Collected data entries:
=======

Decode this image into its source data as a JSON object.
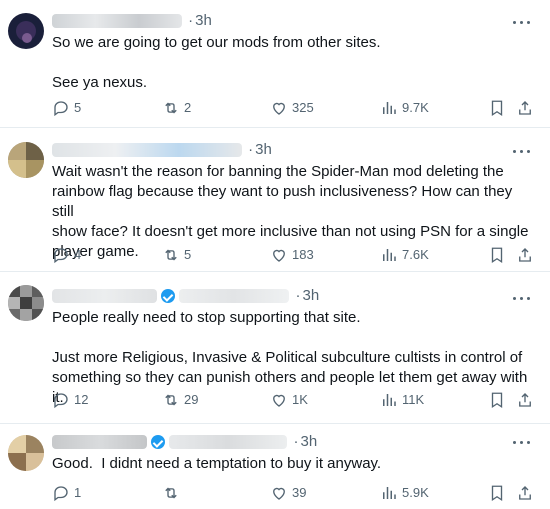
{
  "posts": [
    {
      "time": "3h",
      "lines": [
        "So we are going to get our mods from other sites.",
        "",
        "See ya nexus."
      ],
      "replies": "5",
      "reposts": "2",
      "likes": "325",
      "views": "9.7K"
    },
    {
      "time": "3h",
      "lines": [
        "Wait wasn't the reason for banning the Spider-Man mod deleting the",
        "rainbow flag because they want to push inclusiveness? How can they still",
        "show face? It doesn't get more inclusive than not using PSN for a single",
        "player game."
      ],
      "replies": "4",
      "reposts": "5",
      "likes": "183",
      "views": "7.6K"
    },
    {
      "time": "3h",
      "lines": [
        "People really need to stop supporting that site.",
        "",
        "Just more Religious, Invasive & Political subculture cultists in control of",
        "something so they can punish others and people let them get away with it."
      ],
      "replies": "12",
      "reposts": "29",
      "likes": "1K",
      "views": "11K"
    },
    {
      "time": "3h",
      "lines": [
        "Good.  I didnt need a temptation to buy it anyway."
      ],
      "replies": "1",
      "reposts": "",
      "likes": "39",
      "views": "5.9K"
    }
  ],
  "icons": {
    "reply": "reply-icon",
    "repost": "repost-icon",
    "like": "like-icon",
    "views": "views-icon",
    "bookmark": "bookmark-icon",
    "share": "share-icon",
    "more": "more-icon"
  },
  "colors": {
    "text": "#0f1419",
    "secondary": "#536471",
    "verified": "#1d9bf0",
    "divider": "#e6ecf0"
  }
}
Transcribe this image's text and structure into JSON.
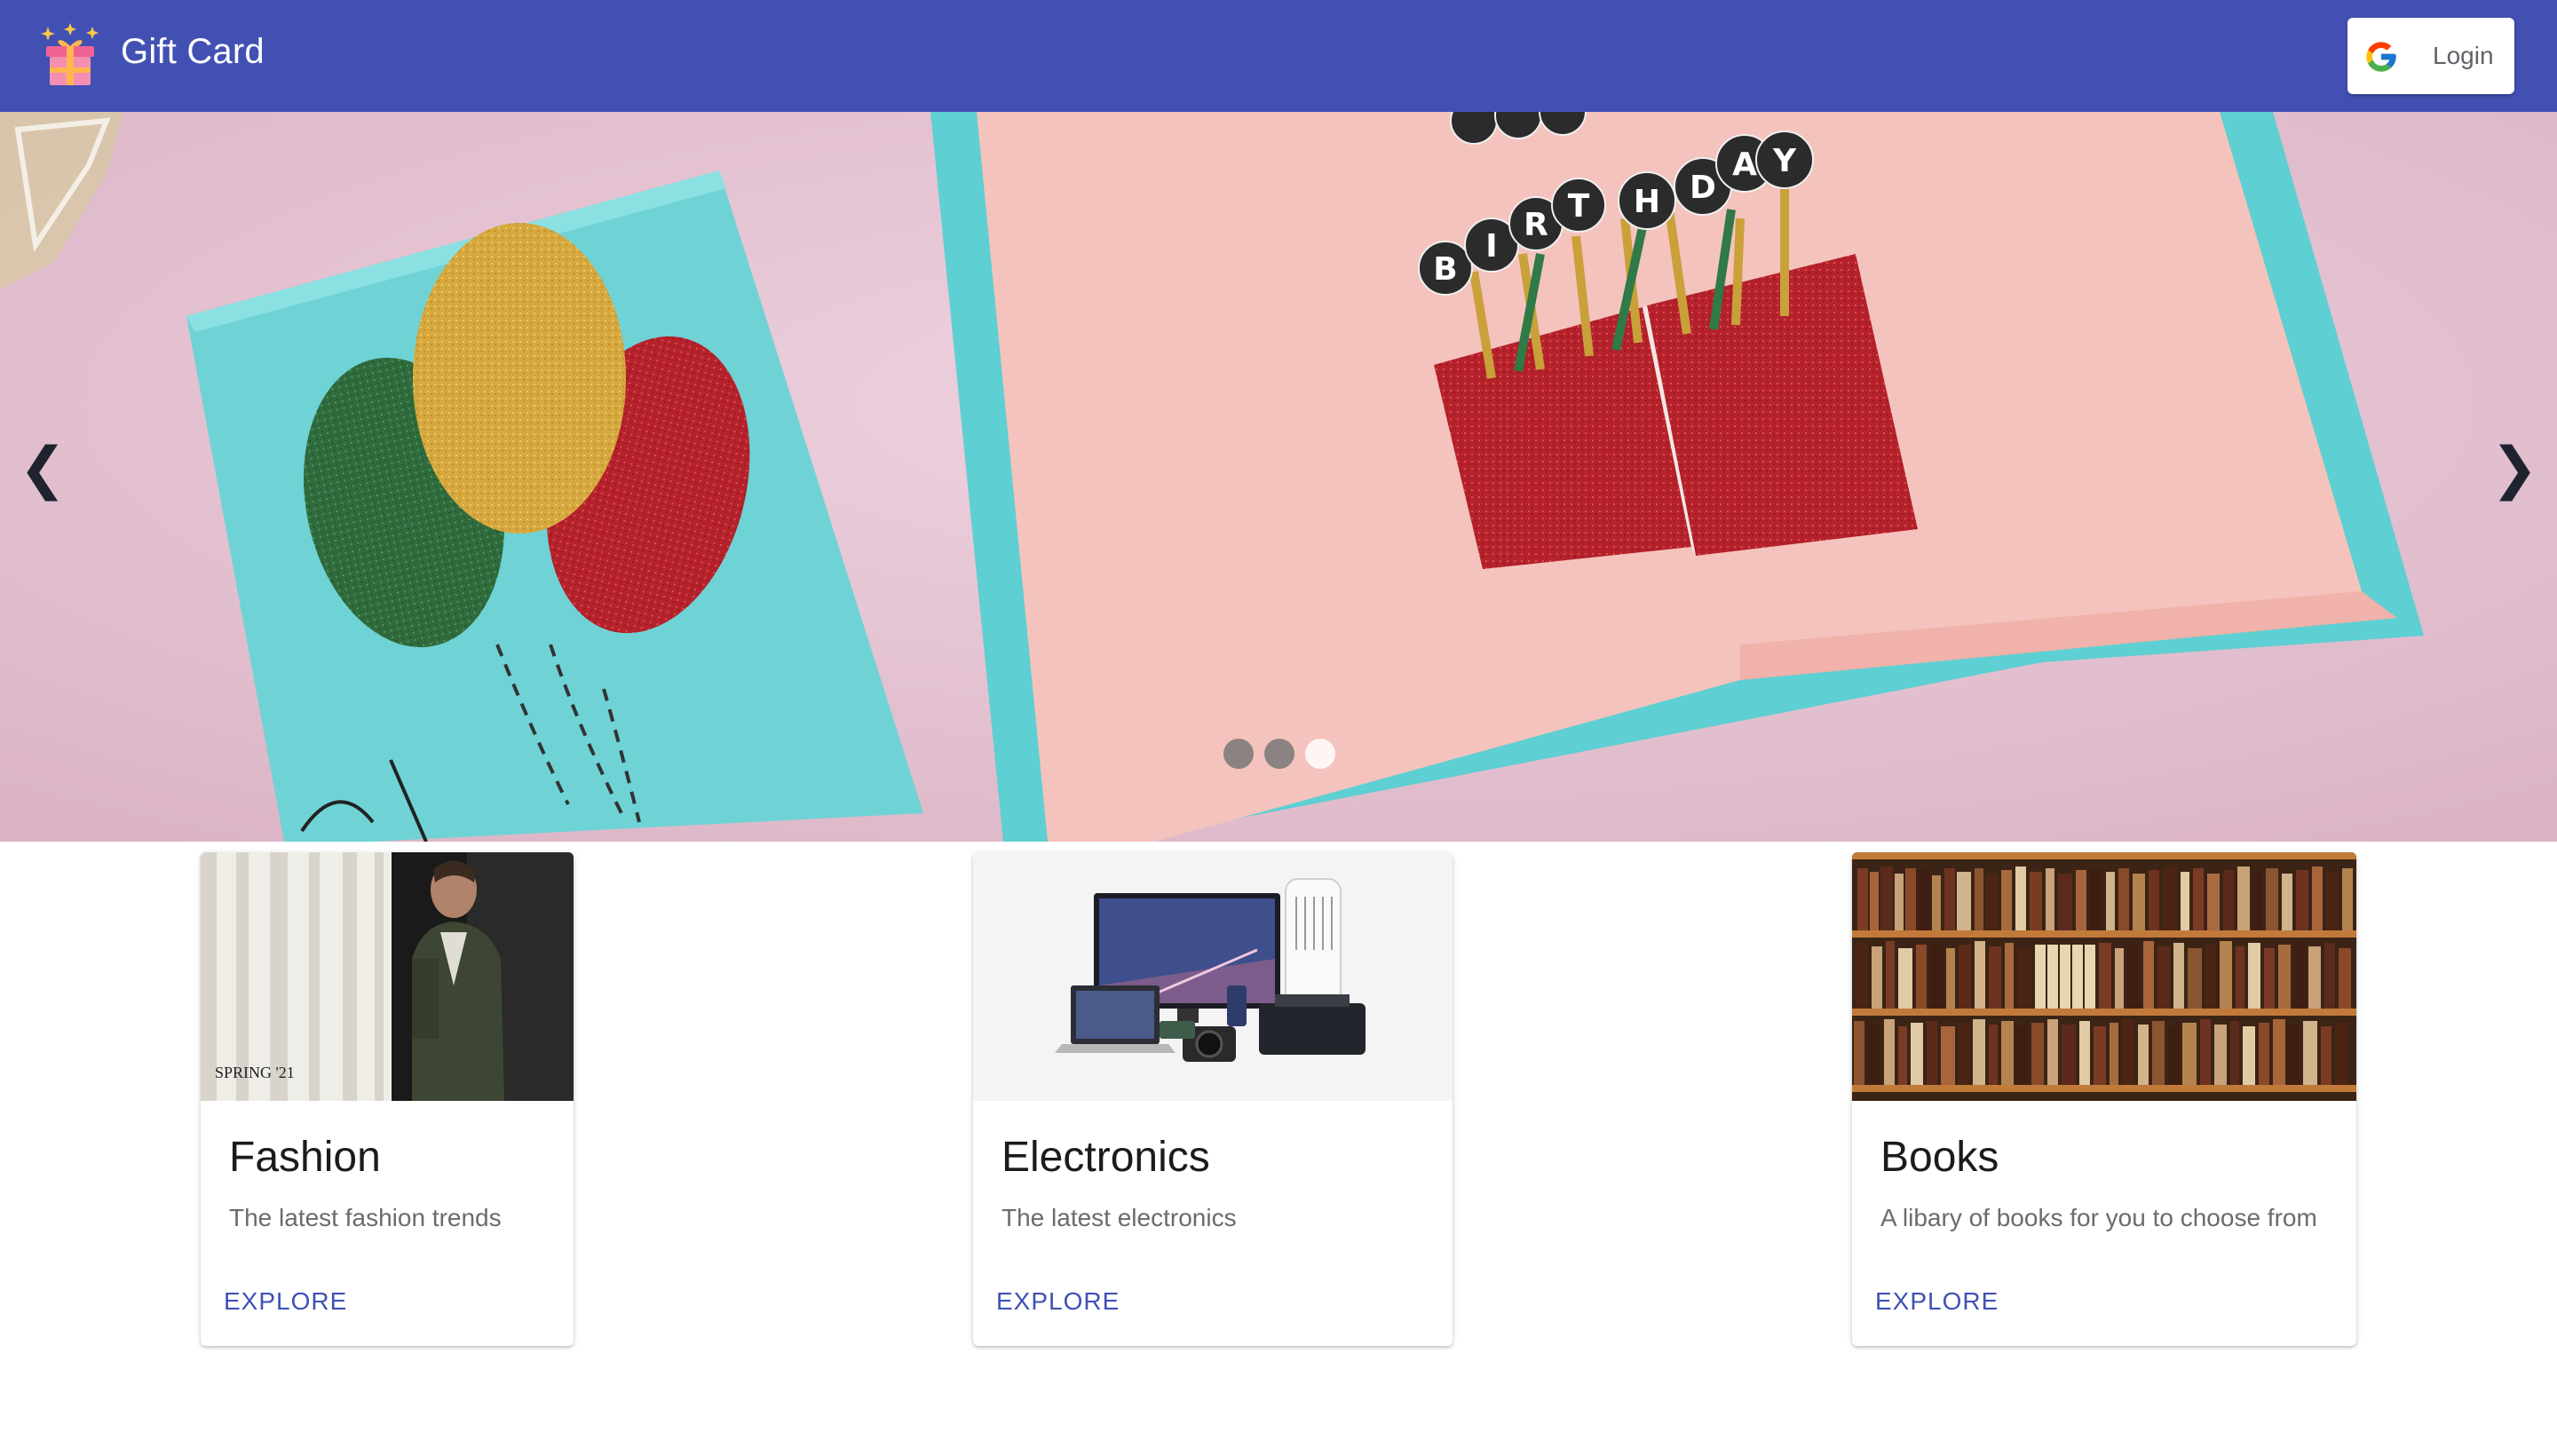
{
  "appbar": {
    "title": "Gift Card",
    "logo_icon": "gift-icon",
    "login": {
      "label": "Login",
      "icon": "google-g-icon"
    },
    "color": "#4350b3"
  },
  "carousel": {
    "prev_icon": "chevron-left-icon",
    "next_icon": "chevron-right-icon",
    "prev_glyph": "❮",
    "next_glyph": "❯",
    "slide_count": 3,
    "active_index": 2,
    "slide_card_text": "HAPPY BIRTHDAY"
  },
  "cards": [
    {
      "title": "Fashion",
      "description": "The latest fashion trends",
      "action": "EXPLORE",
      "image_caption": "SPRING '21"
    },
    {
      "title": "Electronics",
      "description": "The latest electronics",
      "action": "EXPLORE"
    },
    {
      "title": "Books",
      "description": "A libary of books for you to choose from",
      "action": "EXPLORE"
    }
  ],
  "colors": {
    "accent": "#3f51b5",
    "appbar": "#4350b3"
  }
}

=======

• _Description of the task_
Leave out every line without the string "likes" and copy the rest.

• _Output_
      "likes": "325",
      "likes": "183",
      "likes": "1K",
      "likes": "39",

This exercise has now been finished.